Problem requirements:
In the items below, swap each "data-point" for "marker" and write out the lines with nothing else changed, leaving out the pictures.

Provided information:
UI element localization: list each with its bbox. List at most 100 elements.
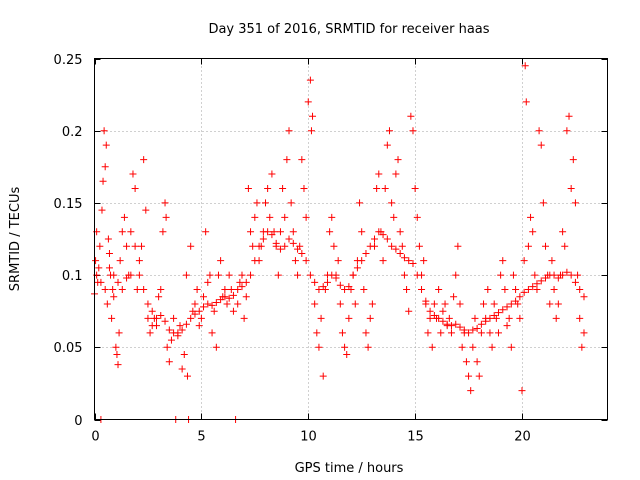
data-point <box>362 329 370 337</box>
data-point <box>563 127 571 135</box>
data-point <box>182 320 190 328</box>
data-point <box>204 300 212 308</box>
data-point <box>353 264 361 272</box>
data-point <box>212 299 220 307</box>
data-point <box>424 329 432 337</box>
data-point <box>539 199 547 207</box>
data-point <box>520 288 528 296</box>
data-point <box>554 274 562 282</box>
data-point <box>221 286 229 294</box>
data-point <box>522 98 530 106</box>
data-point <box>118 228 126 236</box>
data-point <box>499 306 507 314</box>
data-point <box>97 278 105 286</box>
data-point <box>162 213 170 221</box>
data-point <box>193 286 201 294</box>
data-point <box>524 242 532 250</box>
data-point <box>499 257 507 265</box>
data-point <box>133 286 141 294</box>
data-point <box>368 300 376 308</box>
data-point <box>471 314 479 322</box>
data-point <box>191 310 199 318</box>
data-point <box>187 242 195 250</box>
data-point <box>115 329 123 337</box>
data-point <box>563 268 571 276</box>
data-point <box>486 329 494 337</box>
data-point <box>501 286 509 294</box>
data-point <box>450 293 458 301</box>
data-point <box>307 127 315 135</box>
data-point <box>200 303 208 311</box>
data-point <box>287 199 295 207</box>
data-point <box>542 242 550 250</box>
data-point <box>494 309 502 317</box>
data-point <box>524 286 532 294</box>
data-point <box>571 278 579 286</box>
x-axis-label: GPS time / hours <box>295 461 404 476</box>
data-point <box>306 271 314 279</box>
data-point <box>155 293 163 301</box>
data-point <box>225 271 233 279</box>
data-point <box>550 286 558 294</box>
data-point <box>400 271 408 279</box>
data-point <box>385 127 393 135</box>
data-point <box>569 156 577 164</box>
data-point <box>146 329 154 337</box>
y-tick-label: 0.15 <box>54 197 83 212</box>
data-point <box>223 300 231 308</box>
data-point <box>294 271 302 279</box>
data-point <box>101 286 109 294</box>
data-point <box>112 343 120 351</box>
data-point <box>102 141 110 149</box>
data-point <box>131 242 139 250</box>
data-point <box>328 213 336 221</box>
data-point <box>249 242 257 250</box>
data-point <box>98 206 106 214</box>
data-point <box>129 170 137 178</box>
data-point <box>373 184 381 192</box>
data-point <box>170 329 178 337</box>
data-point <box>413 271 421 279</box>
data-point <box>567 184 575 192</box>
data-point <box>120 213 128 221</box>
data-point <box>234 286 242 294</box>
data-point <box>157 312 165 320</box>
data-point <box>537 277 545 285</box>
data-point <box>533 280 541 288</box>
x-tick-label: 10 <box>300 430 317 445</box>
data-point <box>520 257 528 265</box>
data-point <box>482 317 490 325</box>
data-point <box>507 300 515 308</box>
data-point <box>212 343 220 351</box>
data-point <box>521 62 529 70</box>
data-point <box>467 387 475 395</box>
data-point <box>238 271 246 279</box>
data-point <box>358 228 366 236</box>
data-point <box>294 245 302 253</box>
data-point <box>140 286 148 294</box>
data-point <box>208 301 216 309</box>
data-point <box>255 242 263 250</box>
data-point <box>291 257 299 265</box>
data-point <box>456 300 464 308</box>
data-point <box>163 343 171 351</box>
data-point <box>108 314 116 322</box>
chart-title: Day 351 of 2016, SRMTID for receiver haa… <box>208 22 489 37</box>
data-point <box>100 127 108 135</box>
data-point <box>580 293 588 301</box>
data-point <box>127 228 135 236</box>
data-point <box>430 312 438 320</box>
data-point <box>272 239 280 247</box>
data-point <box>488 343 496 351</box>
data-point <box>407 112 415 120</box>
data-point <box>480 300 488 308</box>
data-point <box>323 278 331 286</box>
data-point <box>298 249 306 257</box>
data-point <box>503 322 511 330</box>
data-point <box>507 343 515 351</box>
data-point <box>109 286 117 294</box>
data-point <box>574 271 582 279</box>
data-point <box>509 271 517 279</box>
data-point <box>315 343 323 351</box>
data-point <box>477 320 485 328</box>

Reply:
UI element localization: list each with its bbox. List at most 100 elements.
marker <box>362 329 370 337</box>
marker <box>563 127 571 135</box>
marker <box>182 320 190 328</box>
marker <box>204 300 212 308</box>
marker <box>353 264 361 272</box>
marker <box>212 299 220 307</box>
marker <box>424 329 432 337</box>
marker <box>539 199 547 207</box>
marker <box>520 288 528 296</box>
marker <box>554 274 562 282</box>
marker <box>221 286 229 294</box>
marker <box>522 98 530 106</box>
marker <box>118 228 126 236</box>
marker <box>499 306 507 314</box>
marker <box>97 278 105 286</box>
marker <box>162 213 170 221</box>
marker <box>193 286 201 294</box>
marker <box>524 242 532 250</box>
marker <box>499 257 507 265</box>
marker <box>133 286 141 294</box>
marker <box>368 300 376 308</box>
marker <box>471 314 479 322</box>
marker <box>191 310 199 318</box>
marker <box>187 242 195 250</box>
marker <box>115 329 123 337</box>
marker <box>563 268 571 276</box>
marker <box>486 329 494 337</box>
marker <box>501 286 509 294</box>
marker <box>450 293 458 301</box>
marker <box>307 127 315 135</box>
marker <box>200 303 208 311</box>
marker <box>287 199 295 207</box>
marker <box>542 242 550 250</box>
marker <box>494 309 502 317</box>
marker <box>524 286 532 294</box>
marker <box>571 278 579 286</box>
x-axis-label: GPS time / hours <box>295 461 404 476</box>
marker <box>306 271 314 279</box>
marker <box>155 293 163 301</box>
marker <box>225 271 233 279</box>
marker <box>550 286 558 294</box>
marker <box>400 271 408 279</box>
marker <box>385 127 393 135</box>
marker <box>569 156 577 164</box>
marker <box>146 329 154 337</box>
y-tick-label: 0.15 <box>54 197 83 212</box>
marker <box>223 300 231 308</box>
marker <box>294 271 302 279</box>
marker <box>101 286 109 294</box>
marker <box>112 343 120 351</box>
marker <box>102 141 110 149</box>
marker <box>131 242 139 250</box>
marker <box>328 213 336 221</box>
marker <box>249 242 257 250</box>
marker <box>98 206 106 214</box>
marker <box>129 170 137 178</box>
marker <box>373 184 381 192</box>
marker <box>170 329 178 337</box>
marker <box>413 271 421 279</box>
marker <box>567 184 575 192</box>
marker <box>120 213 128 221</box>
marker <box>234 286 242 294</box>
marker <box>157 312 165 320</box>
marker <box>537 277 545 285</box>
marker <box>533 280 541 288</box>
x-tick-label: 10 <box>300 430 317 445</box>
marker <box>520 257 528 265</box>
marker <box>482 317 490 325</box>
marker <box>507 300 515 308</box>
marker <box>212 343 220 351</box>
marker <box>521 62 529 70</box>
marker <box>467 387 475 395</box>
marker <box>238 271 246 279</box>
marker <box>358 228 366 236</box>
marker <box>294 245 302 253</box>
marker <box>140 286 148 294</box>
marker <box>208 301 216 309</box>
marker <box>255 242 263 250</box>
marker <box>291 257 299 265</box>
marker <box>456 300 464 308</box>
marker <box>163 343 171 351</box>
marker <box>108 314 116 322</box>
chart-title: Day 351 of 2016, SRMTID for receiver haa… <box>208 22 489 37</box>
marker <box>100 127 108 135</box>
marker <box>580 293 588 301</box>
marker <box>127 228 135 236</box>
marker <box>430 312 438 320</box>
marker <box>272 239 280 247</box>
marker <box>488 343 496 351</box>
marker <box>407 112 415 120</box>
marker <box>480 300 488 308</box>
marker <box>323 278 331 286</box>
marker <box>298 249 306 257</box>
marker <box>503 322 511 330</box>
marker <box>507 343 515 351</box>
marker <box>109 286 117 294</box>
marker <box>574 271 582 279</box>
marker <box>509 271 517 279</box>
marker <box>315 343 323 351</box>
marker <box>477 320 485 328</box>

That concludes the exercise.